Stored data
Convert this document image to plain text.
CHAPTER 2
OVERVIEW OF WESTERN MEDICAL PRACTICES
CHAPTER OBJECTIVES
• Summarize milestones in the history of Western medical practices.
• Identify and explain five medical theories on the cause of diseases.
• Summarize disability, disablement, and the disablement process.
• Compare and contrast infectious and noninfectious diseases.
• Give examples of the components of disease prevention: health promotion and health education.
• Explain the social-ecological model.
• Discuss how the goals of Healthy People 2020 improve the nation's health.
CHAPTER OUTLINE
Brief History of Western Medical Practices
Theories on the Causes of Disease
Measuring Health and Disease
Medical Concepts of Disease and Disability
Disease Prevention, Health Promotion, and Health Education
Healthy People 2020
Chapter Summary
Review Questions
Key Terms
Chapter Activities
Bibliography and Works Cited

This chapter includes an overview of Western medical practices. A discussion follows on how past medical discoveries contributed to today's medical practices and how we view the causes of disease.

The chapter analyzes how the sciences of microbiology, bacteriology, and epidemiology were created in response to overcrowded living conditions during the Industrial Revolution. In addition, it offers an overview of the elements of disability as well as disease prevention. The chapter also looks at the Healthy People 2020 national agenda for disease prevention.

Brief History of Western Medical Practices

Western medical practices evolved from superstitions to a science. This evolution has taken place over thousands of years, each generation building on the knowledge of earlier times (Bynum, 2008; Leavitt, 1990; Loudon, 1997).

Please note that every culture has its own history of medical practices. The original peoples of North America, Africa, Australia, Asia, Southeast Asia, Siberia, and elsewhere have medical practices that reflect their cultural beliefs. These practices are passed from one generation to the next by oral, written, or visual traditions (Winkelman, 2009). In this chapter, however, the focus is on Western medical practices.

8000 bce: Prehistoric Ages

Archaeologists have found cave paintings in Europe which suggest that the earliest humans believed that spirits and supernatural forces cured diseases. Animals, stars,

- Activity
Your answer must consist of every line above, reproduced exactly.

- Response for this exercise
Convert this document image to plain text.
CHAPTER 2
OVERVIEW OF WESTERN MEDICAL PRACTICES
CHAPTER OBJECTIVES
• Summarize milestones in the history of Western medical practices.
• Identify and explain five medical theories on the cause of diseases.
• Summarize disability, disablement, and the disablement process.
• Compare and contrast infectious and noninfectious diseases.
• Give examples of the components of disease prevention: health promotion and health education.
• Explain the social-ecological model.
• Discuss how the goals of Healthy People 2020 improve the nation's health.
CHAPTER OUTLINE
Brief History of Western Medical Practices
Theories on the Causes of Disease
Measuring Health and Disease
Medical Concepts of Disease and Disability
Disease Prevention, Health Promotion, and Health Education
Healthy People 2020
Chapter Summary
Review Questions
Key Terms
Chapter Activities
Bibliography and Works Cited

This chapter includes an overview of Western medical practices. A discussion follows on how past medical discoveries contributed to today's medical practices and how we view the causes of disease.

The chapter analyzes how the sciences of microbiology, bacteriology, and epidemiology were created in response to overcrowded living conditions during the Industrial Revolution. In addition, it offers an overview of the elements of disability as well as disease prevention. The chapter also looks at the Healthy People 2020 national agenda for disease prevention.

Brief History of Western Medical Practices

Western medical practices evolved from superstitions to a science. This evolution has taken place over thousands of years, each generation building on the knowledge of earlier times (Bynum, 2008; Leavitt, 1990; Loudon, 1997).

Please note that every culture has its own history of medical practices. The original peoples of North America, Africa, Australia, Asia, Southeast Asia, Siberia, and elsewhere have medical practices that reflect their cultural beliefs. These practices are passed from one generation to the next by oral, written, or visual traditions (Winkelman, 2009). In this chapter, however, the focus is on Western medical practices.

8000 bce: Prehistoric Ages

Archaeologists have found cave paintings in Europe which suggest that the earliest humans believed that spirits and supernatural forces cured diseases. Animals, stars,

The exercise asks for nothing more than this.